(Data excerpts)
------------

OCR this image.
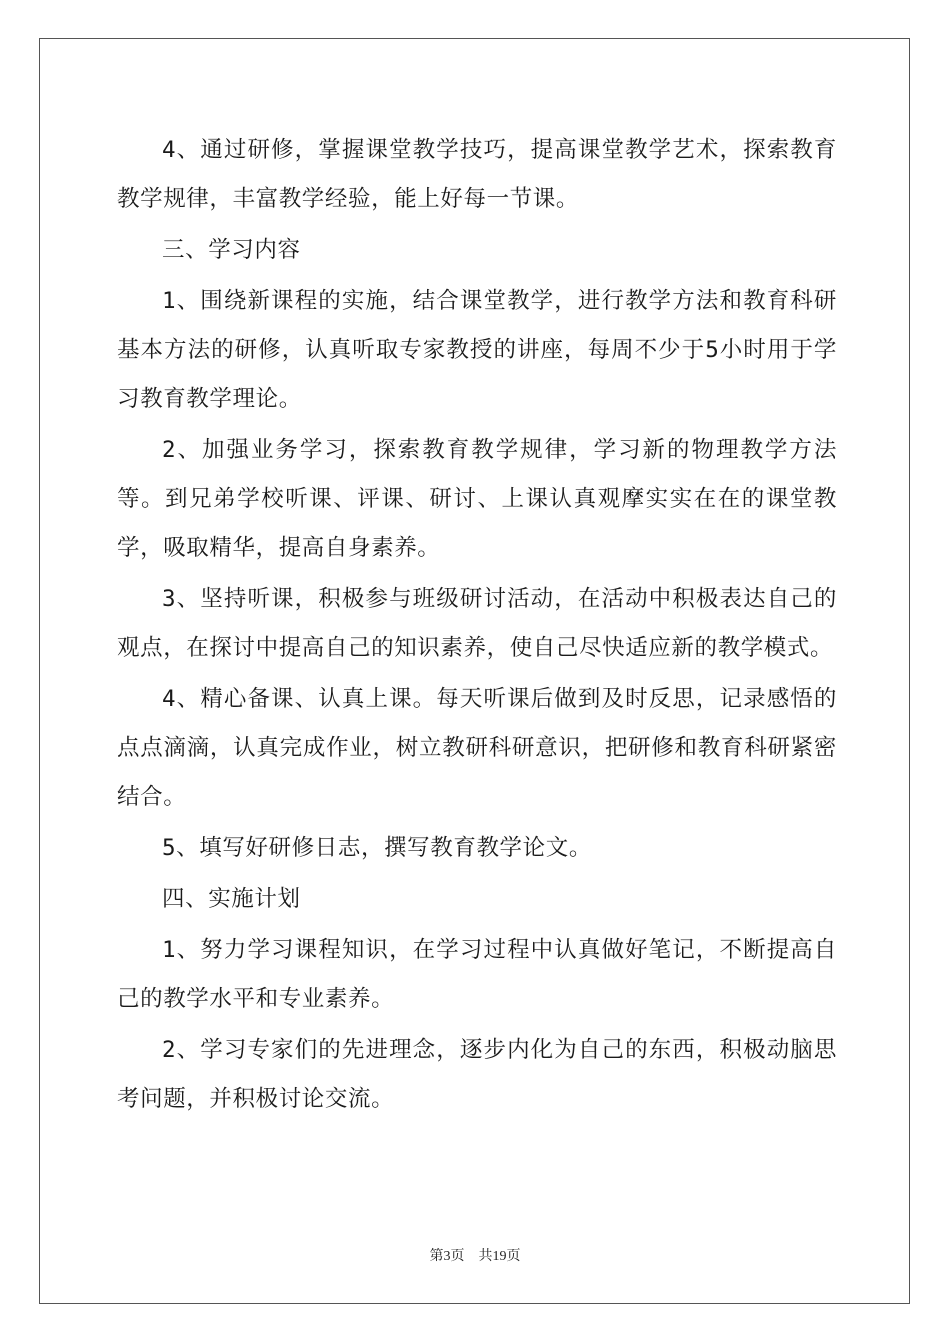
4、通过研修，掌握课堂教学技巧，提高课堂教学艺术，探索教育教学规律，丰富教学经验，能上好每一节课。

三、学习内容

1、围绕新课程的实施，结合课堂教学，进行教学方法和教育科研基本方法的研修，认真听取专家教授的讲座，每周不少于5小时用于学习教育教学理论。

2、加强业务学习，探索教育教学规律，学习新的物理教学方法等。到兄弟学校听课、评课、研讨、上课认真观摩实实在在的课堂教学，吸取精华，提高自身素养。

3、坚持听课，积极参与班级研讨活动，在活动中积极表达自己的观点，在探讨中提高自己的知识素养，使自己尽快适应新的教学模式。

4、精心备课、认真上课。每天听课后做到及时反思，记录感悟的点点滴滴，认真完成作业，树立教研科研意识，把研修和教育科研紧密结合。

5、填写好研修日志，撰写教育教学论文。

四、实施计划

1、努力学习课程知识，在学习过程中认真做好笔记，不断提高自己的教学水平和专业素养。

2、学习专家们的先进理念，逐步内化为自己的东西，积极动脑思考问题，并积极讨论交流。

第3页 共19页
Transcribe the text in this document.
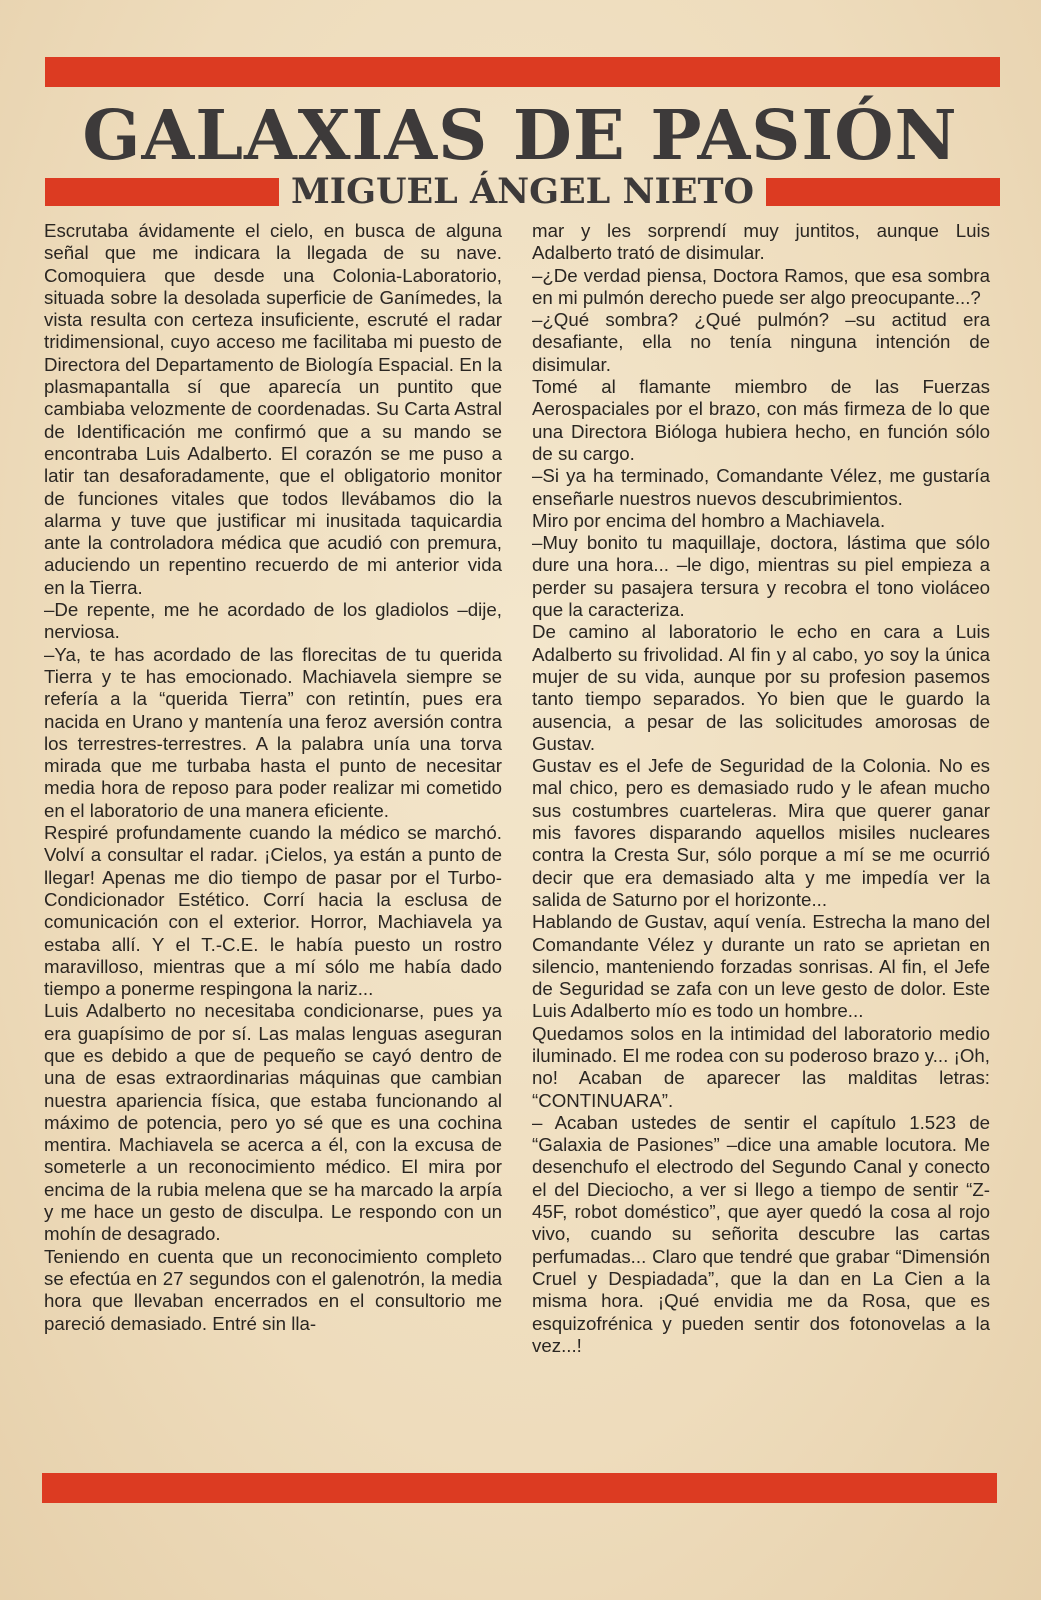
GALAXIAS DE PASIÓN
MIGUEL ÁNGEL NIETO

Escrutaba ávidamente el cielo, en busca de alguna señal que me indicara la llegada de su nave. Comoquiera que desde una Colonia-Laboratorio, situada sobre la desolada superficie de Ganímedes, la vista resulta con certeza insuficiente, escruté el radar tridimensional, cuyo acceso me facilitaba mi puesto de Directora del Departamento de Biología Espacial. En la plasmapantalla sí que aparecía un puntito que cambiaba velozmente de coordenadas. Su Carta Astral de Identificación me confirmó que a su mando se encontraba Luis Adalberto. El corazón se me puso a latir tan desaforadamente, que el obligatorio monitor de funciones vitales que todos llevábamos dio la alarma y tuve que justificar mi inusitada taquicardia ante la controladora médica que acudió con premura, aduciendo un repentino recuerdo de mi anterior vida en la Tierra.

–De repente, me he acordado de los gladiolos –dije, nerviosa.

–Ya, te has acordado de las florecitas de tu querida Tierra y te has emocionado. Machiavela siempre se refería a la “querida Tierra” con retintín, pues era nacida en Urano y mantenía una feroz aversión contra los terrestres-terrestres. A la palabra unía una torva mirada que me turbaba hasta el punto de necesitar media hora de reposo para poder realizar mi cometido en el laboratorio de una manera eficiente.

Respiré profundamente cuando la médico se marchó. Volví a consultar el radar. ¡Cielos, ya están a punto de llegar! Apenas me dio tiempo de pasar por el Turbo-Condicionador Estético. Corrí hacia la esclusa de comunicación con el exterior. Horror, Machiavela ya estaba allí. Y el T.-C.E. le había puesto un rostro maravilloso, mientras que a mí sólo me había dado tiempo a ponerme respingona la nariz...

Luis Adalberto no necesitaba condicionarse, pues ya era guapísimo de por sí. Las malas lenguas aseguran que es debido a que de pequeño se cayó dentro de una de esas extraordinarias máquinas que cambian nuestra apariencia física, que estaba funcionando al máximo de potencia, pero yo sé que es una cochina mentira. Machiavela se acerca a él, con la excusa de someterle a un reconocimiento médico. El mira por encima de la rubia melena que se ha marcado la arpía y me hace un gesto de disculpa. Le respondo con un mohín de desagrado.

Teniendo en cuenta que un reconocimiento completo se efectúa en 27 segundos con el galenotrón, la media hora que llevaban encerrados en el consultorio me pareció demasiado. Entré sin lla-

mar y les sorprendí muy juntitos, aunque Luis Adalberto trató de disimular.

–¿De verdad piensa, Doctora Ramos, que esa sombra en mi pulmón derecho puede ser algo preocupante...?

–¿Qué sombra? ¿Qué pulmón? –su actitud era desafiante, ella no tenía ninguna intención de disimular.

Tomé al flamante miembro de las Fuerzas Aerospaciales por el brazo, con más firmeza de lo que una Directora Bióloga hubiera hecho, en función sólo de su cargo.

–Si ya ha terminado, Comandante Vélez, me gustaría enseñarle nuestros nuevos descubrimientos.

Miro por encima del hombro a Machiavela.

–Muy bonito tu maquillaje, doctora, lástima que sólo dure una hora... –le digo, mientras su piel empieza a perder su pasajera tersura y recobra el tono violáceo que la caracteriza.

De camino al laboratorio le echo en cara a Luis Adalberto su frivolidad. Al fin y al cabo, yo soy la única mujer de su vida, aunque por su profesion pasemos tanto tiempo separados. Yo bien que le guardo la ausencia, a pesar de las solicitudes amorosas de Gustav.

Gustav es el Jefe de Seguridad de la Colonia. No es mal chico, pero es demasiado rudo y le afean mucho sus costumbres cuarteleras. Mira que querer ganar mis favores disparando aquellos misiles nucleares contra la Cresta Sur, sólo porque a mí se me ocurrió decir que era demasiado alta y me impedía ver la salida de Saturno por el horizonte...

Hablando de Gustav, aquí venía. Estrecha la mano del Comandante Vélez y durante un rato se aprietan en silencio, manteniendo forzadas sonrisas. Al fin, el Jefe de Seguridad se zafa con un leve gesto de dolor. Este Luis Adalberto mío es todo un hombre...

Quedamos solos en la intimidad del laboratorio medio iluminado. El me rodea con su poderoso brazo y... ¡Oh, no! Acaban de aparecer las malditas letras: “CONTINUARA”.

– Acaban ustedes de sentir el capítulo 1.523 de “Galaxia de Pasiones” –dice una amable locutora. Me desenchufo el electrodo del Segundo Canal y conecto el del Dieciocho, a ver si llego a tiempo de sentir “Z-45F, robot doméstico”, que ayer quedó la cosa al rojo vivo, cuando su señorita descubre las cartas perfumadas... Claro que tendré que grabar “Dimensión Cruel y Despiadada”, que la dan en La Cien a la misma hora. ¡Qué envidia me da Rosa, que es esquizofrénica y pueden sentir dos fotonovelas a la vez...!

------------

EXERCISE DIRECTIONS
Except for the pictures, copy every line of the records above exactly.

RESULT FOR THIS EXERCISE
OCR this image.
4、通过研修，掌握课堂教学技巧，提高课堂教学艺术，探索教育教学规律，丰富教学经验，能上好每一节课。

三、学习内容

1、围绕新课程的实施，结合课堂教学，进行教学方法和教育科研基本方法的研修，认真听取专家教授的讲座，每周不少于5小时用于学习教育教学理论。

2、加强业务学习，探索教育教学规律，学习新的物理教学方法等。到兄弟学校听课、评课、研讨、上课认真观摩实实在在的课堂教学，吸取精华，提高自身素养。

3、坚持听课，积极参与班级研讨活动，在活动中积极表达自己的观点，在探讨中提高自己的知识素养，使自己尽快适应新的教学模式。

4、精心备课、认真上课。每天听课后做到及时反思，记录感悟的点点滴滴，认真完成作业，树立教研科研意识，把研修和教育科研紧密结合。

5、填写好研修日志，撰写教育教学论文。

四、实施计划

1、努力学习课程知识，在学习过程中认真做好笔记，不断提高自己的教学水平和专业素养。

2、学习专家们的先进理念，逐步内化为自己的东西，积极动脑思考问题，并积极讨论交流。

第3页 共19页
Transcribe the text in this document.
GALAXIAS DE PASIÓN
MIGUEL ÁNGEL NIETO

Escrutaba ávidamente el cielo, en busca de alguna señal que me indicara la llegada de su nave. Comoquiera que desde una Colonia-Laboratorio, situada sobre la desolada superficie de Ganímedes, la vista resulta con certeza insuficiente, escruté el radar tridimensional, cuyo acceso me facilitaba mi puesto de Directora del Departamento de Biología Espacial. En la plasmapantalla sí que aparecía un puntito que cambiaba velozmente de coordenadas. Su Carta Astral de Identificación me confirmó que a su mando se encontraba Luis Adalberto. El corazón se me puso a latir tan desaforadamente, que el obligatorio monitor de funciones vitales que todos llevábamos dio la alarma y tuve que justificar mi inusitada taquicardia ante la controladora médica que acudió con premura, aduciendo un repentino recuerdo de mi anterior vida en la Tierra.

–De repente, me he acordado de los gladiolos –dije, nerviosa.

–Ya, te has acordado de las florecitas de tu querida Tierra y te has emocionado. Machiavela siempre se refería a la “querida Tierra” con retintín, pues era nacida en Urano y mantenía una feroz aversión contra los terrestres-terrestres. A la palabra unía una torva mirada que me turbaba hasta el punto de necesitar media hora de reposo para poder realizar mi cometido en el laboratorio de una manera eficiente.

Respiré profundamente cuando la médico se marchó. Volví a consultar el radar. ¡Cielos, ya están a punto de llegar! Apenas me dio tiempo de pasar por el Turbo-Condicionador Estético. Corrí hacia la esclusa de comunicación con el exterior. Horror, Machiavela ya estaba allí. Y el T.-C.E. le había puesto un rostro maravilloso, mientras que a mí sólo me había dado tiempo a ponerme respingona la nariz...

Luis Adalberto no necesitaba condicionarse, pues ya era guapísimo de por sí. Las malas lenguas aseguran que es debido a que de pequeño se cayó dentro de una de esas extraordinarias máquinas que cambian nuestra apariencia física, que estaba funcionando al máximo de potencia, pero yo sé que es una cochina mentira. Machiavela se acerca a él, con la excusa de someterle a un reconocimiento médico. El mira por encima de la rubia melena que se ha marcado la arpía y me hace un gesto de disculpa. Le respondo con un mohín de desagrado.

Teniendo en cuenta que un reconocimiento completo se efectúa en 27 segundos con el galenotrón, la media hora que llevaban encerrados en el consultorio me pareció demasiado. Entré sin lla-

mar y les sorprendí muy juntitos, aunque Luis Adalberto trató de disimular.

–¿De verdad piensa, Doctora Ramos, que esa sombra en mi pulmón derecho puede ser algo preocupante...?

–¿Qué sombra? ¿Qué pulmón? –su actitud era desafiante, ella no tenía ninguna intención de disimular.

Tomé al flamante miembro de las Fuerzas Aerospaciales por el brazo, con más firmeza de lo que una Directora Bióloga hubiera hecho, en función sólo de su cargo.

–Si ya ha terminado, Comandante Vélez, me gustaría enseñarle nuestros nuevos descubrimientos.

Miro por encima del hombro a Machiavela.

–Muy bonito tu maquillaje, doctora, lástima que sólo dure una hora... –le digo, mientras su piel empieza a perder su pasajera tersura y recobra el tono violáceo que la caracteriza.

De camino al laboratorio le echo en cara a Luis Adalberto su frivolidad. Al fin y al cabo, yo soy la única mujer de su vida, aunque por su profesion pasemos tanto tiempo separados. Yo bien que le guardo la ausencia, a pesar de las solicitudes amorosas de Gustav.

Gustav es el Jefe de Seguridad de la Colonia. No es mal chico, pero es demasiado rudo y le afean mucho sus costumbres cuarteleras. Mira que querer ganar mis favores disparando aquellos misiles nucleares contra la Cresta Sur, sólo porque a mí se me ocurrió decir que era demasiado alta y me impedía ver la salida de Saturno por el horizonte...

Hablando de Gustav, aquí venía. Estrecha la mano del Comandante Vélez y durante un rato se aprietan en silencio, manteniendo forzadas sonrisas. Al fin, el Jefe de Seguridad se zafa con un leve gesto de dolor. Este Luis Adalberto mío es todo un hombre...

Quedamos solos en la intimidad del laboratorio medio iluminado. El me rodea con su poderoso brazo y... ¡Oh, no! Acaban de aparecer las malditas letras: “CONTINUARA”.

– Acaban ustedes de sentir el capítulo 1.523 de “Galaxia de Pasiones” –dice una amable locutora. Me desenchufo el electrodo del Segundo Canal y conecto el del Dieciocho, a ver si llego a tiempo de sentir “Z-45F, robot doméstico”, que ayer quedó la cosa al rojo vivo, cuando su señorita descubre las cartas perfumadas... Claro que tendré que grabar “Dimensión Cruel y Despiadada”, que la dan en La Cien a la misma hora. ¡Qué envidia me da Rosa, que es esquizofrénica y pueden sentir dos fotonovelas a la vez...!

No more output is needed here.